» **TASK INPUTS**
[BEGIN]

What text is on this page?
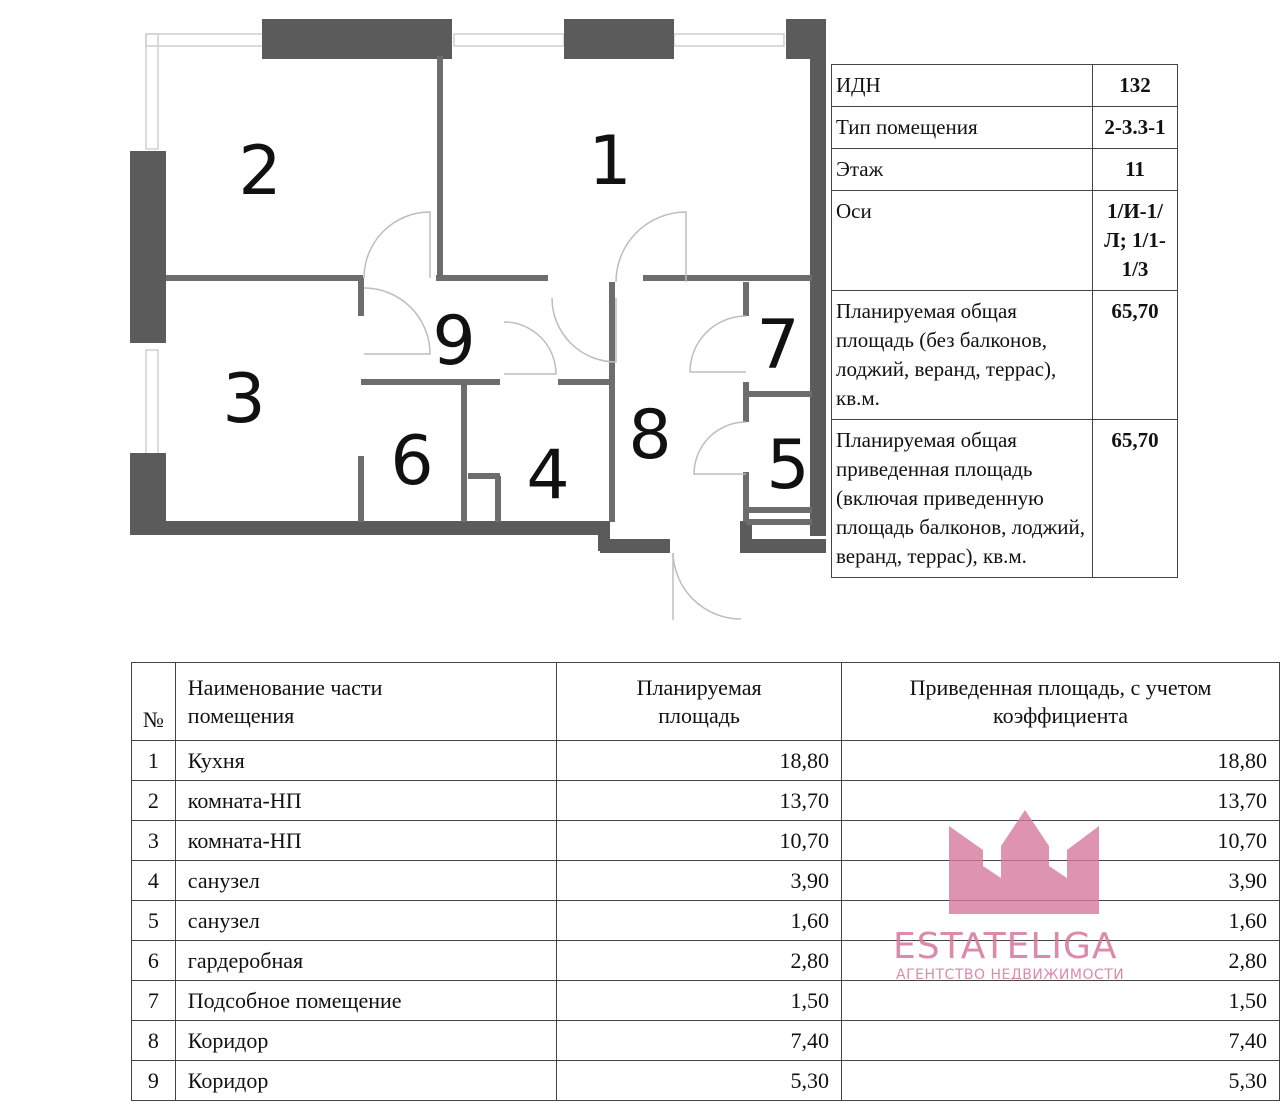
1
2
3
4	5
6
7
8
9
ИДН	132
Тип помещения	2-3.3-1
Этаж	11
Оси	1/И-1/Л; 1/1-1/3
Планируемая общая площадь (без балконов, лоджий, веранд, террас), кв.м.	65,70
Планируемая общая приведенная площадь (включая приведенную площадь балконов, лоджий, веранд, террас), кв.м.	65,70
№	Наименование части помещения	Планируемая площадь	Приведенная площадь, с учетом коэффициента
1	Кухня	18,80	18,80
2	комната-НП	13,70	13,70
3	комната-НП	10,70	10,70
4	санузел	3,90	3,90
5	санузел	1,60	1,60
6	гардеробная	2,80	2,80
7	Подсобное помещение	1,50	1,50
8	Коридор	7,40	7,40
9	Коридор	5,30	5,30
ESTATELIGA
АГЕНТСТВО НЕДВИЖИМОСТИ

[END]

» **TO BE DONE**
Please set down each line of the data above exactly as written, without the pictures.

» **SOLUTION TO THIS PROBLEM**
What text is on this page?
1
2
3
4	5
6
7
8
9
ИДН	132
Тип помещения	2-3.3-1
Этаж	11
Оси	1/И-1/Л; 1/1-1/3
Планируемая общая площадь (без балконов, лоджий, веранд, террас), кв.м.	65,70
Планируемая общая приведенная площадь (включая приведенную площадь балконов, лоджий, веранд, террас), кв.м.	65,70
№	Наименование части помещения	Планируемая площадь	Приведенная площадь, с учетом коэффициента
1	Кухня	18,80	18,80
2	комната-НП	13,70	13,70
3	комната-НП	10,70	10,70
4	санузел	3,90	3,90
5	санузел	1,60	1,60
6	гардеробная	2,80	2,80
7	Подсобное помещение	1,50	1,50
8	Коридор	7,40	7,40
9	Коридор	5,30	5,30
ESTATELIGA
АГЕНТСТВО НЕДВИЖИМОСТИ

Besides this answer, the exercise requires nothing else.